#### [EXERCISE INSTRUCTIONS]
Wherever the string "title" occurs in a line of these records, report that line.

#### [ENTRIES SHOWN]
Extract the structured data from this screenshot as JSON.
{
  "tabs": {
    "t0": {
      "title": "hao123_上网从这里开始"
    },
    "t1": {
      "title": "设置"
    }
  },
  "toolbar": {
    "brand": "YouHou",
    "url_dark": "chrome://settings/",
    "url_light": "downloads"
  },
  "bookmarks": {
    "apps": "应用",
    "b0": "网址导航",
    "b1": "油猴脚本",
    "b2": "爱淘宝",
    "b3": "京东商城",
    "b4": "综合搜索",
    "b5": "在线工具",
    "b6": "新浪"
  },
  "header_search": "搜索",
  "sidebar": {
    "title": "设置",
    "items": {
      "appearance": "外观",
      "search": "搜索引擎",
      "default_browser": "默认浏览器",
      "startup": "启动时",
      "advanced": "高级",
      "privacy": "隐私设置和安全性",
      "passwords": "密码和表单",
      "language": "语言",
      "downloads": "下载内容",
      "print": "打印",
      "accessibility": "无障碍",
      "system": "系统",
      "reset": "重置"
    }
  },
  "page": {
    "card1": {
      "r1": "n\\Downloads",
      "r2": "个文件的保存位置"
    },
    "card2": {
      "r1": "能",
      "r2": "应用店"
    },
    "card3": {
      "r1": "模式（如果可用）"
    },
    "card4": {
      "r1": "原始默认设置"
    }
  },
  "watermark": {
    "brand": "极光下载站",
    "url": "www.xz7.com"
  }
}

#### [SOLUTION]
      "title": "hao123_上网从这里开始"
      "title": "设置"
    "title": "设置",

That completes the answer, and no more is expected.